EXCERPTED PASSAGE:
------------------------------

AWS Automation for SQL Always On Groups: Scale Up for Performance, Scale Down for Savings
Learn how AWS Systems Manager Automation helps dynamically scale SQL Server instances—boosting performance when needed and cutting costs when not.
Introduction
Balancing SQL Server performance and cost efficiency is a challenge for many businesses. Over-provisioning leads to unnecessary expenses, while under-provisioning can impact critical workloads. With AWS Systems Manager Automation, organizations can dynamically scale SQL Server instances—scaling up during peak demand for optimal performance, and scaling down during off-peak times to reduce costs. This automation improves operational efficiency, eliminates manual intervention, and ensures businesses only pay for the resources they need. This blog demonstrates how to leverage AWS Systems Manager (SSM) runbooks to automate the scaling and failover process for SQL Server Always On Availability Groups.
Solution Overview
This solution leverages AWS Systems Manager Automation and AWS Systems Manager Documents (SSM Documents) to dynamically scale SQL Server instances that are in a Microsoft SQL Server Always On Group. Using an SSM Automation runbook, the process stops the EC2 instance, modifies the instance type, restarts it, and promotes the newly resized instance as the primary replica in a Microsoft SQL Server Always On Availability Group. This allows SQL Server to scale up during peak load for performance and down during off-peak hours for cost savings. The entire workflow is fully automated, eliminating manual intervention.

------------------------------

WHAT YOU HAVE TO DO:
For each statement, say yes or no to whether it agrees with the SQL Server scaling passage, and quote the words from the passage that decide it.
1. The runbook stops the EC2 instance before it changes the instance type.
2. Promoting the resized instance to primary replica is left as a manual step.
3. Under-provisioning is said to lead to unnecessary expenses.
The material that comes next has no connection to the SQL Server scaling passage.

(Item position records)
------------------------------

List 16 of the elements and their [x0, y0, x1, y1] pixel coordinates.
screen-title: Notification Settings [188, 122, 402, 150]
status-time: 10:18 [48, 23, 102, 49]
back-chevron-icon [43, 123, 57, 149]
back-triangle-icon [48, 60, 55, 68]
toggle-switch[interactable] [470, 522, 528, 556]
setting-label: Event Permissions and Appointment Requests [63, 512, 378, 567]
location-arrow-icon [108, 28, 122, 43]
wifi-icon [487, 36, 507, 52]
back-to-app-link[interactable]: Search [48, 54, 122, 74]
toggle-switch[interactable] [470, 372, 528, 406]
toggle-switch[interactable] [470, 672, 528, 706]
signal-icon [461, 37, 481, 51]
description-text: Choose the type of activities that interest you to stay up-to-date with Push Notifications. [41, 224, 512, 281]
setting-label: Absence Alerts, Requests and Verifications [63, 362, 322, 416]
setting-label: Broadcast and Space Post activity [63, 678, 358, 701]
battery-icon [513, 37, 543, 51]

------------------------------

TASK RESULT:
1. Yes: "the process stops the EC2 instance, modifies the instance type, restarts it, and promotes the newly resized instance as the primary replica"
2. No: "The entire workflow is fully automated, eliminating manual intervention."
3. No: "Over-provisioning leads to unnecessary expenses, while under-provisioning can impact critical workloads."